■ **Source excerpt**:

****

= List of monarchs of Duklja =

This is a list of monarchs of Duklja.

==List of monarchs==

| Byzantine Empire | Bulgaria | Holy Roman Empire | Rascia | Independent |

| Picture | Name | Title | Reign | Notes | Genealogy |
|  | Peter | "archon of Dioklea" | ? | He was an archon of Duklja in the 10th or 11th century. The only information on him is from a seal found in the 19th century, which is decorated on the obverse with a bust of the Virgin Mary holding a medallion of Christ and flanked by two cruciform invocative monograms. The text is in Greek letters, saying "Petrou, Archontos Diokleias, Amin" (ΠΕΤΡ(Ο)Υ ΑΡΧΟΝΤΟΣ ΔΙΟΚΛ(Ε)ΙΑ(Σ) ΑΜΗΝ) - Peter, archon of Dioklea, Amen. The seal shows that although Duklja underwent turmoil in the 9th century, the region still continued under Byzantine rule, or if not authority, influence. |
|  | Jovan Vladimir | Prince | fl. 1000–1016 | Jovan fought to protect Duklja from Bulgarian expansion, making an alliance with Byzantium; Bulgaria however conquered Duklja in 997 and took Jovan Vladimir prisoner. Jovan ruled Duklja as a vassal of the Bulgarian empire until 1016. | CPD: Petrislav |
|  | Stefan Vojislav | "Prince of the Serbs" or "of Serbia"toparch of the Dalmatian kastra of Zeta and Ston | 1018–1034 1040–1043 | Overthrew the Byzantine supremacy over Serbs in Duklja; founder of the Vojislavljević dynasty; in 1035 rebelled against the Byzantine Empire, but forced to sign an armistice; went to war again in 1040, which would be continued by his heir and son, Mihailo. Except Duklja, his realm included Travunija with Konavli and Zahumlje. | CPD: Dragomir |
|  | Neda | Queen |  | As queen, she co-ruled with her sons, the princes. |  |
|  | Mihailo I | "Prince of Tribals or Serbs""King of Slavs" | 1050–1077 1077–1081 | Crowned King by the pope in 1077. | Stefan Vojislav |
|  | Constantine Bodin | "protosebastos and executor of Dioklea and Serbia"King (titular) | 1081–1085 1085–1091 | Tsar of Bulgaria as Peter III in 1072. |
|  | Dobroslav II | King (titular) | 1101–1102 | Overthrown by Vukan of Rascia and Kočopar. |
|  | Kočapar | Unknown | 1102–1103 | Brought to power by Vukan of Rascia. Vassal of the Grand Principality of Rascia. Killed in battle against Zachlumoi. |
|  | Vladimir | Unknown | 1103–1113 | Married daughter of Vukan of Rascia. Vassal of the Grand Principality of Rascia. He was poisoned by his cousin Đorđe. |
|  | Đorđe | Unknown | 1113–1118 | Son of Constantine Bodin. Đorđe was overthrown by Uroš I of Rascia in 1118. |
|  | Grubeša | Unknown | 1118–1125 | Overthrew Đorđe with the help of the Byzantines. |
|  | Đorđe | Unknown | 1125–1131 | Second rule. Vassal of the Grand Principality of Rascia. |
|  | Gradinja | Prince | 1131–1146 | Appointed to Doclean throne by Byzantines after Đorđe's defeat in the second Doclean-Byzantine War. |
|  | Radoslav | Prince | 1146–1148 | Byzantine vassal. Only dynastic member to be mentioned as Prince of Doclea. |
|  | Mihailo III | Prince | 1148–1186 | Byzantine vassal. |
|  | Desislava [ru] | Princess (disputed) | 1186–1189 | According to Professor Božidar Šekularac [hr], she was the last ruler of Duklja. |

Duklja continues as a crownland of Grand Principality of Serbia, under Vukan Nemanjić and Đorđe Nemanjić.

****

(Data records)
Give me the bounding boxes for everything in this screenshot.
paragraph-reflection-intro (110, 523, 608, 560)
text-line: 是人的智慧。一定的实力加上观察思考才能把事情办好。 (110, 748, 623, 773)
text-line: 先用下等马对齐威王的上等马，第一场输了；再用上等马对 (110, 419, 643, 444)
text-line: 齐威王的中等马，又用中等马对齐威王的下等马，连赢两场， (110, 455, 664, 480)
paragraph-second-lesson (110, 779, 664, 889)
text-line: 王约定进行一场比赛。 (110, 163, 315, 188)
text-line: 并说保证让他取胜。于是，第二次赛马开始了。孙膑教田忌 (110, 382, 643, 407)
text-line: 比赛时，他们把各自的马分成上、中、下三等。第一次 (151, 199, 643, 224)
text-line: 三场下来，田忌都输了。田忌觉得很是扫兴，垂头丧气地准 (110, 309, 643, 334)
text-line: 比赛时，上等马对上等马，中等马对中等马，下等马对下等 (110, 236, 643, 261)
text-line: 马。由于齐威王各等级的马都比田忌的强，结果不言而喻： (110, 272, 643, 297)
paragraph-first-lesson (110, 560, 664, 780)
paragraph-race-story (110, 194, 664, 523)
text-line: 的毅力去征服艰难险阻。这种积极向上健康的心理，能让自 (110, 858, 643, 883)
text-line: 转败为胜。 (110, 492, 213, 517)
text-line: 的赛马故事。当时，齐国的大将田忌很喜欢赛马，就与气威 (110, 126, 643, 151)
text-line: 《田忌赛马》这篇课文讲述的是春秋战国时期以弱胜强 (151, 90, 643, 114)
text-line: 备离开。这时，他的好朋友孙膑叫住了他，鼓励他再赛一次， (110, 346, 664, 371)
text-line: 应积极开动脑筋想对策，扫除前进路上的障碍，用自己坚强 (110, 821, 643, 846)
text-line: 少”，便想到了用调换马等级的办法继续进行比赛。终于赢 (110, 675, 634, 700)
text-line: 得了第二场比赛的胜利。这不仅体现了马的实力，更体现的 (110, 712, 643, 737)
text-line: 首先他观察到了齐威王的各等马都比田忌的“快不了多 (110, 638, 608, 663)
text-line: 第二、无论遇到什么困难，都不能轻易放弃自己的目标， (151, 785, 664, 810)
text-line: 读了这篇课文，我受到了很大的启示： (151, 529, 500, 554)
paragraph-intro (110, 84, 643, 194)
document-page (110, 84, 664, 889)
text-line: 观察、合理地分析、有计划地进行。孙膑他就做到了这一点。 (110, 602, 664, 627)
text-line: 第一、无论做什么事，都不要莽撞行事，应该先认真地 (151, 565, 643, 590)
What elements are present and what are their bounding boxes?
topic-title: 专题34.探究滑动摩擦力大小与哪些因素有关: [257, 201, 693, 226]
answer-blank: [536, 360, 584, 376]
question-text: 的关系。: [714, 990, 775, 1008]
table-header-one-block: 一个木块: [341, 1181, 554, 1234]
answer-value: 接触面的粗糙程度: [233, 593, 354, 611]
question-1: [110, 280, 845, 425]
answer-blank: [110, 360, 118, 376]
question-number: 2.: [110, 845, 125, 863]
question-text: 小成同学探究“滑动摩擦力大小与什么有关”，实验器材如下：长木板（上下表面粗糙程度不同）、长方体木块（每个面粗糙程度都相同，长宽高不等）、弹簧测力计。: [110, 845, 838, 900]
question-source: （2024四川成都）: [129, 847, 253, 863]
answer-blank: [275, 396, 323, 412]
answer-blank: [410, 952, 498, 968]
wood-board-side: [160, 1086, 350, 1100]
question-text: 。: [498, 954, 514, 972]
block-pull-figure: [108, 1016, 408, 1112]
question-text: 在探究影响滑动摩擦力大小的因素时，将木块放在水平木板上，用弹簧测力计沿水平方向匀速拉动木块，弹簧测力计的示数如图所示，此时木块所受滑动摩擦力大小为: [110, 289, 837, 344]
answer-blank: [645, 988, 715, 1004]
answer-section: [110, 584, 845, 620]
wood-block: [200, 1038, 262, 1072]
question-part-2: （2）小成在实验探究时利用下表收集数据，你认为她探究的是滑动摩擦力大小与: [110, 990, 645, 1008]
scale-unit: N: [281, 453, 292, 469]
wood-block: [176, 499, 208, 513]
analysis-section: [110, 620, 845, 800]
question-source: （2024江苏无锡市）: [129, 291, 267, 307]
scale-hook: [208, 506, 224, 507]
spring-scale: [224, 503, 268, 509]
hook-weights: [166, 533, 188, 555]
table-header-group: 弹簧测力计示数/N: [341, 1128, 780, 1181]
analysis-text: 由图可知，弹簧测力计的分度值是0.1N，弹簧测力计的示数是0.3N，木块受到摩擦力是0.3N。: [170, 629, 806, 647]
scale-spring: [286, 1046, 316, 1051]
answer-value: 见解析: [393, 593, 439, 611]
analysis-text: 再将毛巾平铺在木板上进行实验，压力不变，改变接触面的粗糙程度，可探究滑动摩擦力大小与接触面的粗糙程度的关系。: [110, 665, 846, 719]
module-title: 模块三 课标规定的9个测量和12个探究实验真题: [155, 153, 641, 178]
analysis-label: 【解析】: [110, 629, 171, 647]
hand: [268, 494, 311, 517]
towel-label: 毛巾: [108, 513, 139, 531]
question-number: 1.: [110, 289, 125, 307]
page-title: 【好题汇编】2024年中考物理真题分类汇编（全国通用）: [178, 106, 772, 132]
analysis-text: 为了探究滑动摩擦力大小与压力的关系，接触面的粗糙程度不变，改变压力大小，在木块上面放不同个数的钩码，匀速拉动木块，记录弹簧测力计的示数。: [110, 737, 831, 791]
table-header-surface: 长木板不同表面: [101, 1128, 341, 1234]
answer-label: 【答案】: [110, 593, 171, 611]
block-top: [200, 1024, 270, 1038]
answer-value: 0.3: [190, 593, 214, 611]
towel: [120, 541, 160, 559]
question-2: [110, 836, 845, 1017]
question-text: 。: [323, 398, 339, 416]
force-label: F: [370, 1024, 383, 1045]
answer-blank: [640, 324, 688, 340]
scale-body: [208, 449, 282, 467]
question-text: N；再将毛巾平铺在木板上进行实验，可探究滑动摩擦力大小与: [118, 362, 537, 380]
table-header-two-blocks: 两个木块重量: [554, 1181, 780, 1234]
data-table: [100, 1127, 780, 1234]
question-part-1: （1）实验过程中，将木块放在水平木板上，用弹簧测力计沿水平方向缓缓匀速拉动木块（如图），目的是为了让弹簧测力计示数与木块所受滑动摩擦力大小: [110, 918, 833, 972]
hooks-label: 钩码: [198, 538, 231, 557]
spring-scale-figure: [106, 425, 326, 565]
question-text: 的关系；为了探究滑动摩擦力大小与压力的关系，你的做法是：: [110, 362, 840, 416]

****

■ **Stated task 1**: In the list of monarchs of Duklja, rewrite the note on Peter that begins "He was an archon of Duklja" more briefly, keeping its main facts.
■ **Stated task 2**: Carry the list of monarchs of Duklja further, picking up after its closing sentence about Duklja as a crownland of the Grand Principality of Serbia.

■ **Expected output 1**: Peter was archon of Duklja in the 10th or 11th century. He is known only from a seal found in the 19th century. The seal shows a bust of the Virgin Mary holding a medallion of Christ between two cruciform monograms, with the Greek words "Peter, archon of Dioklea, Amen." It shows that despite turmoil in the 9th century, Duklja remained under Byzantine rule, or at least Byzantine influence.

■ **Expected output 2**:
==Monarchs according to the Chronicle of the Priest of Duklja ==
The following monarchs are mentioned only in the Chronicle of the Priest of Duklja (CPD), written by a Catholic monk of the Cistercian order by the name of Roger (Rudger) at the request of Croatian Ban Paul Šubić. It was written in two versions – the first one in Split in 1298 while Roger was handling the Archbishop of Split's finances, and the second ca. 1300, while he was the Archbishop of Antivari (Bar). The chronicle, built round a core written in Slavonic, but added to by a bishop of Bar intent on demonstrating his diocese' superiority over that of Split, is one of the oldest known written sources, but only Latin redactions from the 16th and 17th centuries have been preserved.

Historians have largely discounted it, though it contains material on the early history of the South Slavs. The work describes the Slavs as a peaceful people imported by the monarchs of the Goths, who invaded the area in the 5th century, but it doesn't attempt to elaborate on how and when this happened. Furthermore, it mentions Bosnia (Bosnam) and Rascia (Rassa) as the two Serbian lands, while describing the southern Dalmatian Zahumlje, Travunia and Duklja (most of today's Herzegovina, Montenegro, as well as parts of Croatia and Albania) as Croatian lands in the Early Middle Ages. These claims contradict the Byzantine work De Administrando Imperio and other contemporary sources.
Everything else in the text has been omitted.